Exercise goal: Reproduce the data below in full and exclude every picture.

Records excerpted from a collection

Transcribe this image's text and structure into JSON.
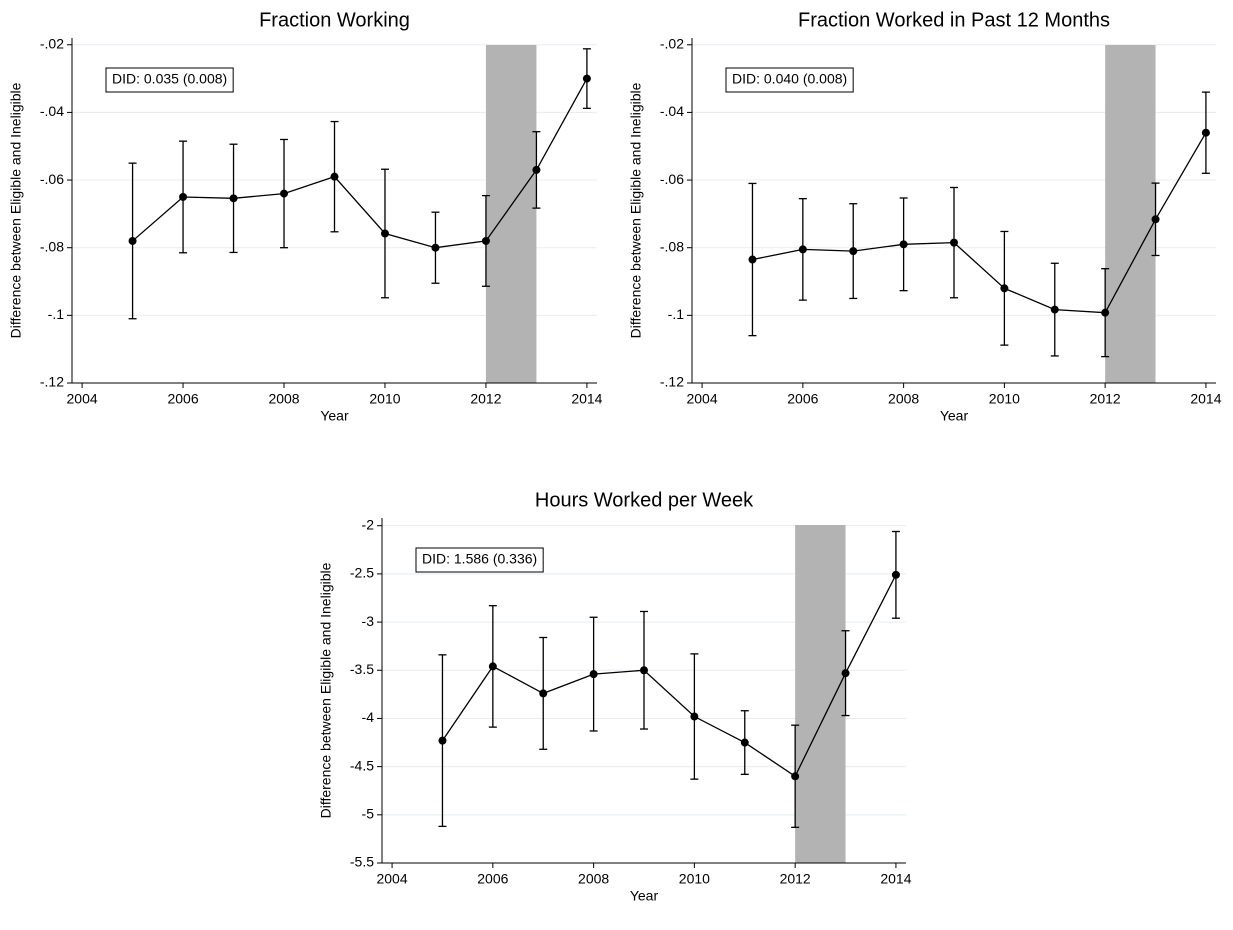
{
  "chart_data": [
    {
      "type": "line",
      "title": "Fraction Working",
      "xlabel": "Year",
      "ylabel": "Difference between Eligible and Ineligible",
      "annotation": "DID: 0.035 (0.008)",
      "color": "#000000",
      "shade": [
        2012,
        2013
      ],
      "shade_color": "#b3b3b3",
      "grid": true,
      "x": [
        2005,
        2006,
        2007,
        2008,
        2009,
        2010,
        2011,
        2012,
        2013,
        2014
      ],
      "values": [
        -0.078,
        -0.065,
        -0.0654,
        -0.064,
        -0.059,
        -0.0758,
        -0.08,
        -0.078,
        -0.057,
        -0.03
      ],
      "errors": [
        0.023,
        0.0165,
        0.016,
        0.016,
        0.0163,
        0.019,
        0.0105,
        0.0134,
        0.0113,
        0.0088
      ],
      "xlim": [
        2003.8,
        2014.2
      ],
      "xticks": [
        2004,
        2006,
        2008,
        2010,
        2012,
        2014
      ],
      "ylim": [
        -0.12,
        -0.018
      ],
      "yticks": [
        {
          "value": -0.12,
          "label": "-.12"
        },
        {
          "value": -0.1,
          "label": "-.1"
        },
        {
          "value": -0.08,
          "label": "-.08"
        },
        {
          "value": -0.06,
          "label": "-.06"
        },
        {
          "value": -0.04,
          "label": "-.04"
        },
        {
          "value": -0.02,
          "label": "-.02"
        }
      ]
    },
    {
      "type": "line",
      "title": "Fraction Worked in Past 12 Months",
      "xlabel": "Year",
      "ylabel": "Difference between Eligible and Ineligible",
      "annotation": "DID: 0.040 (0.008)",
      "color": "#000000",
      "shade": [
        2012,
        2013
      ],
      "shade_color": "#b3b3b3",
      "grid": true,
      "x": [
        2005,
        2006,
        2007,
        2008,
        2009,
        2010,
        2011,
        2012,
        2013,
        2014
      ],
      "values": [
        -0.0835,
        -0.0805,
        -0.081,
        -0.079,
        -0.0785,
        -0.092,
        -0.0983,
        -0.0992,
        -0.0716,
        -0.046
      ],
      "errors": [
        0.0225,
        0.015,
        0.014,
        0.0137,
        0.0163,
        0.0168,
        0.0137,
        0.013,
        0.0107,
        0.012
      ],
      "xlim": [
        2003.8,
        2014.2
      ],
      "xticks": [
        2004,
        2006,
        2008,
        2010,
        2012,
        2014
      ],
      "ylim": [
        -0.12,
        -0.018
      ],
      "yticks": [
        {
          "value": -0.12,
          "label": "-.12"
        },
        {
          "value": -0.1,
          "label": "-.1"
        },
        {
          "value": -0.08,
          "label": "-.08"
        },
        {
          "value": -0.06,
          "label": "-.06"
        },
        {
          "value": -0.04,
          "label": "-.04"
        },
        {
          "value": -0.02,
          "label": "-.02"
        }
      ]
    },
    {
      "type": "line",
      "title": "Hours Worked per Week",
      "xlabel": "Year",
      "ylabel": "Difference between Eligible and Ineligible",
      "annotation": "DID: 1.586 (0.336)",
      "color": "#000000",
      "shade": [
        2012,
        2013
      ],
      "shade_color": "#b3b3b3",
      "grid": true,
      "x": [
        2005,
        2006,
        2007,
        2008,
        2009,
        2010,
        2011,
        2012,
        2013,
        2014
      ],
      "values": [
        -4.23,
        -3.46,
        -3.74,
        -3.54,
        -3.5,
        -3.98,
        -4.25,
        -4.6,
        -3.53,
        -2.51
      ],
      "errors": [
        0.89,
        0.63,
        0.58,
        0.59,
        0.61,
        0.65,
        0.33,
        0.53,
        0.44,
        0.45
      ],
      "xlim": [
        2003.8,
        2014.2
      ],
      "xticks": [
        2004,
        2006,
        2008,
        2010,
        2012,
        2014
      ],
      "ylim": [
        -5.5,
        -1.92
      ],
      "yticks": [
        -5.5,
        -5,
        -4.5,
        -4,
        -3.5,
        -3,
        -2.5,
        -2
      ]
    }
  ]
}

Solution to the problem:
Transcribe this image's text and structure into JSON.
{
  "chart_data": [
    {
      "type": "line",
      "title": "Fraction Working",
      "xlabel": "Year",
      "ylabel": "Difference between Eligible and Ineligible",
      "annotation": "DID: 0.035 (0.008)",
      "color": "#000000",
      "shade": [
        2012,
        2013
      ],
      "shade_color": "#b3b3b3",
      "grid": true,
      "x": [
        2005,
        2006,
        2007,
        2008,
        2009,
        2010,
        2011,
        2012,
        2013,
        2014
      ],
      "values": [
        -0.078,
        -0.065,
        -0.0654,
        -0.064,
        -0.059,
        -0.0758,
        -0.08,
        -0.078,
        -0.057,
        -0.03
      ],
      "errors": [
        0.023,
        0.0165,
        0.016,
        0.016,
        0.0163,
        0.019,
        0.0105,
        0.0134,
        0.0113,
        0.0088
      ],
      "xlim": [
        2003.8,
        2014.2
      ],
      "xticks": [
        2004,
        2006,
        2008,
        2010,
        2012,
        2014
      ],
      "ylim": [
        -0.12,
        -0.018
      ],
      "yticks": [
        {
          "value": -0.12,
          "label": "-.12"
        },
        {
          "value": -0.1,
          "label": "-.1"
        },
        {
          "value": -0.08,
          "label": "-.08"
        },
        {
          "value": -0.06,
          "label": "-.06"
        },
        {
          "value": -0.04,
          "label": "-.04"
        },
        {
          "value": -0.02,
          "label": "-.02"
        }
      ]
    },
    {
      "type": "line",
      "title": "Fraction Worked in Past 12 Months",
      "xlabel": "Year",
      "ylabel": "Difference between Eligible and Ineligible",
      "annotation": "DID: 0.040 (0.008)",
      "color": "#000000",
      "shade": [
        2012,
        2013
      ],
      "shade_color": "#b3b3b3",
      "grid": true,
      "x": [
        2005,
        2006,
        2007,
        2008,
        2009,
        2010,
        2011,
        2012,
        2013,
        2014
      ],
      "values": [
        -0.0835,
        -0.0805,
        -0.081,
        -0.079,
        -0.0785,
        -0.092,
        -0.0983,
        -0.0992,
        -0.0716,
        -0.046
      ],
      "errors": [
        0.0225,
        0.015,
        0.014,
        0.0137,
        0.0163,
        0.0168,
        0.0137,
        0.013,
        0.0107,
        0.012
      ],
      "xlim": [
        2003.8,
        2014.2
      ],
      "xticks": [
        2004,
        2006,
        2008,
        2010,
        2012,
        2014
      ],
      "ylim": [
        -0.12,
        -0.018
      ],
      "yticks": [
        {
          "value": -0.12,
          "label": "-.12"
        },
        {
          "value": -0.1,
          "label": "-.1"
        },
        {
          "value": -0.08,
          "label": "-.08"
        },
        {
          "value": -0.06,
          "label": "-.06"
        },
        {
          "value": -0.04,
          "label": "-.04"
        },
        {
          "value": -0.02,
          "label": "-.02"
        }
      ]
    },
    {
      "type": "line",
      "title": "Hours Worked per Week",
      "xlabel": "Year",
      "ylabel": "Difference between Eligible and Ineligible",
      "annotation": "DID: 1.586 (0.336)",
      "color": "#000000",
      "shade": [
        2012,
        2013
      ],
      "shade_color": "#b3b3b3",
      "grid": true,
      "x": [
        2005,
        2006,
        2007,
        2008,
        2009,
        2010,
        2011,
        2012,
        2013,
        2014
      ],
      "values": [
        -4.23,
        -3.46,
        -3.74,
        -3.54,
        -3.5,
        -3.98,
        -4.25,
        -4.6,
        -3.53,
        -2.51
      ],
      "errors": [
        0.89,
        0.63,
        0.58,
        0.59,
        0.61,
        0.65,
        0.33,
        0.53,
        0.44,
        0.45
      ],
      "xlim": [
        2003.8,
        2014.2
      ],
      "xticks": [
        2004,
        2006,
        2008,
        2010,
        2012,
        2014
      ],
      "ylim": [
        -5.5,
        -1.92
      ],
      "yticks": [
        -5.5,
        -5,
        -4.5,
        -4,
        -3.5,
        -3,
        -2.5,
        -2
      ]
    }
  ]
}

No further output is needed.